Dataset entries:
§
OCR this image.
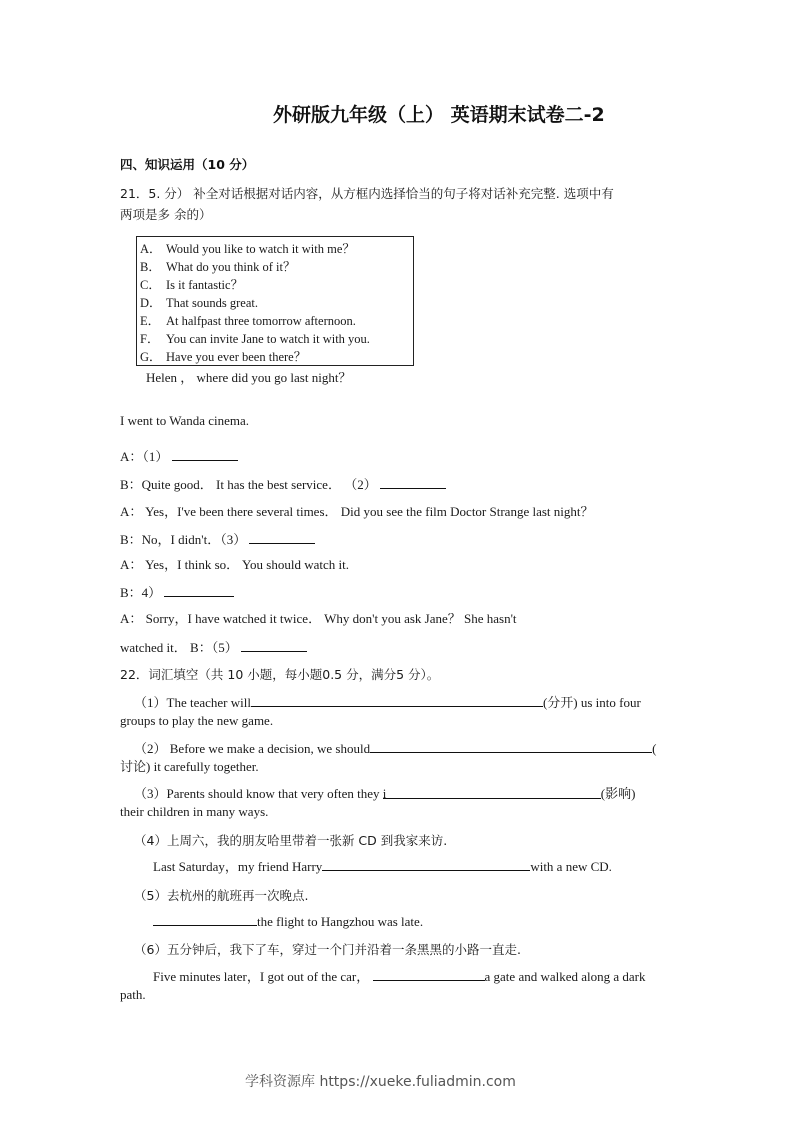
外研版九年级（上） 英语期末试卷二-2
四、知识运用（10 分）
21．5. 分） 补全对话根据对话内容，从方框内选择恰当的句子将对话补充完整. 选项中有
两项是多 余的）
A． Would you like to watch it with me？
B． What do you think of it？
C． Is it fantastic？
D． That sounds great.
E． At halfpast three tomorrow afternoon.
F． You can invite Jane to watch it with you.
G． Have you ever been there？
Helen ， where did you go last night？
I went to Wanda cinema.
A：（1）
B：Quite good． It has the best service． （2）
A： Yes，I've been there several times． Did you see the film Doctor Strange last night？
B：No，I didn't．（3）
A： Yes，I think so． You should watch it.
B：4）
A： Sorry，I have watched it twice． Why don't you ask Jane？ She hasn't
watched it． B：（5）
22．词汇填空（共 10 小题，每小题0.5 分，满分5 分）。
（1）The teacher will	(分开) us into four
groups to play the new game.
（2） Before we make a decision, we should	(
讨论) it carefully together.
（3）Parents should know that very often they i	(影响)
their children in many ways.
（4）上周六，我的朋友哈里带着一张新 CD 到我家来访.
Last Saturday，my friend Harry	with a new CD.
（5）去杭州的航班再一次晚点.
the flight to Hangzhou was late.
（6）五分钟后，我下了车，穿过一个门并沿着一条黑黑的小路一直走.
Five minutes later，I got out of the car，	a gate and walked along a dark
path.
学科资源库 https://xueke.fuliadmin.com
§
AIM> Print all of the entries word for word. Skip any images they contain.

RESPONSE TO THE EXERCISE>
OCR this image.
外研版九年级（上） 英语期末试卷二-2
四、知识运用（10 分）
21．5. 分） 补全对话根据对话内容，从方框内选择恰当的句子将对话补充完整. 选项中有
两项是多 余的）
A． Would you like to watch it with me？
B． What do you think of it？
C． Is it fantastic？
D． That sounds great.
E． At halfpast three tomorrow afternoon.
F． You can invite Jane to watch it with you.
G． Have you ever been there？
Helen ， where did you go last night？
I went to Wanda cinema.
A：（1）
B：Quite good． It has the best service． （2）
A： Yes，I've been there several times． Did you see the film Doctor Strange last night？
B：No，I didn't．（3）
A： Yes，I think so． You should watch it.
B：4）
A： Sorry，I have watched it twice． Why don't you ask Jane？ She hasn't
watched it． B：（5）
22．词汇填空（共 10 小题，每小题0.5 分，满分5 分）。
（1）The teacher will	(分开) us into four
groups to play the new game.
（2） Before we make a decision, we should	(
讨论) it carefully together.
（3）Parents should know that very often they i	(影响)
their children in many ways.
（4）上周六，我的朋友哈里带着一张新 CD 到我家来访.
Last Saturday，my friend Harry	with a new CD.
（5）去杭州的航班再一次晚点.
the flight to Hangzhou was late.
（6）五分钟后，我下了车，穿过一个门并沿着一条黑黑的小路一直走.
Five minutes later，I got out of the car，	a gate and walked along a dark
path.
学科资源库 https://xueke.fuliadmin.com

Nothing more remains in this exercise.